→ EXERCISE INSTRUCTIONS: Restate every entry word for word.

━━━━━ DATA IN THIS EXERCISE

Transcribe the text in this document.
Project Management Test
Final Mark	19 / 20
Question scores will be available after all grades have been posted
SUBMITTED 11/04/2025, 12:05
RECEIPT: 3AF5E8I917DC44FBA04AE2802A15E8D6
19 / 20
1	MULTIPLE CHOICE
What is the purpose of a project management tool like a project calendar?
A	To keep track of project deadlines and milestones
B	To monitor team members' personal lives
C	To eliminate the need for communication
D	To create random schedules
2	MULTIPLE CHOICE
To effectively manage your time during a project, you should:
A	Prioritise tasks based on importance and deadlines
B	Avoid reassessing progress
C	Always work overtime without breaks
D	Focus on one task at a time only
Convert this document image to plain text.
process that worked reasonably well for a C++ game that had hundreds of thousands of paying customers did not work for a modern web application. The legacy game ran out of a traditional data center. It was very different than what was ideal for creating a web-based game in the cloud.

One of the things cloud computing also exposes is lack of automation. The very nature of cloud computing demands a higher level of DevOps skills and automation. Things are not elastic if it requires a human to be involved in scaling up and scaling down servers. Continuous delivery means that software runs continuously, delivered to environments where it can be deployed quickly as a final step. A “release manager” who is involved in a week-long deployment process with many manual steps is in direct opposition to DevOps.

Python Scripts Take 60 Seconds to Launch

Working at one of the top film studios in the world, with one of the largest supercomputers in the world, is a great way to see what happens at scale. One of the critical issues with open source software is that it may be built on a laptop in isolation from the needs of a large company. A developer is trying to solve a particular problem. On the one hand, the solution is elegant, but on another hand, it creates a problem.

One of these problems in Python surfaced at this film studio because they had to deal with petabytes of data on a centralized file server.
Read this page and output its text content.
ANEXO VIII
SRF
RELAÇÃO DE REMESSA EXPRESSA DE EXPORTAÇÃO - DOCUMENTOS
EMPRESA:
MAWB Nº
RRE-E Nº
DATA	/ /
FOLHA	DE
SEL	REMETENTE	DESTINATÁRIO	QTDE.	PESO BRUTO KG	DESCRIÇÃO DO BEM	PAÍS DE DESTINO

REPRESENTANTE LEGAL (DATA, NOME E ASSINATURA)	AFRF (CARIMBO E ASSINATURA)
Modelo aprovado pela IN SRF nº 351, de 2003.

━━━━━━━━━━

→ RESPONSE TO THE EXERCISE:
Transcribe the text in this document.
Project Management Test
Final Mark	19 / 20
Question scores will be available after all grades have been posted
SUBMITTED 11/04/2025, 12:05
RECEIPT: 3AF5E8I917DC44FBA04AE2802A15E8D6
19 / 20
1	MULTIPLE CHOICE
What is the purpose of a project management tool like a project calendar?
A	To keep track of project deadlines and milestones
B	To monitor team members' personal lives
C	To eliminate the need for communication
D	To create random schedules
2	MULTIPLE CHOICE
To effectively manage your time during a project, you should:
A	Prioritise tasks based on importance and deadlines
B	Avoid reassessing progress
C	Always work overtime without breaks
D	Focus on one task at a time only
Convert this document image to plain text.
process that worked reasonably well for a C++ game that had hundreds of thousands of paying customers did not work for a modern web application. The legacy game ran out of a traditional data center. It was very different than what was ideal for creating a web-based game in the cloud.

One of the things cloud computing also exposes is lack of automation. The very nature of cloud computing demands a higher level of DevOps skills and automation. Things are not elastic if it requires a human to be involved in scaling up and scaling down servers. Continuous delivery means that software runs continuously, delivered to environments where it can be deployed quickly as a final step. A “release manager” who is involved in a week-long deployment process with many manual steps is in direct opposition to DevOps.

Python Scripts Take 60 Seconds to Launch

Working at one of the top film studios in the world, with one of the largest supercomputers in the world, is a great way to see what happens at scale. One of the critical issues with open source software is that it may be built on a laptop in isolation from the needs of a large company. A developer is trying to solve a particular problem. On the one hand, the solution is elegant, but on another hand, it creates a problem.

One of these problems in Python surfaced at this film studio because they had to deal with petabytes of data on a centralized file server.
Read this page and output its text content.
ANEXO VIII
SRF
RELAÇÃO DE REMESSA EXPRESSA DE EXPORTAÇÃO - DOCUMENTOS
EMPRESA:
MAWB Nº
RRE-E Nº
DATA	/ /
FOLHA	DE
SEL	REMETENTE	DESTINATÁRIO	QTDE.	PESO BRUTO KG	DESCRIÇÃO DO BEM	PAÍS DE DESTINO

REPRESENTANTE LEGAL (DATA, NOME E ASSINATURA)	AFRF (CARIMBO E ASSINATURA)
Modelo aprovado pela IN SRF nº 351, de 2003.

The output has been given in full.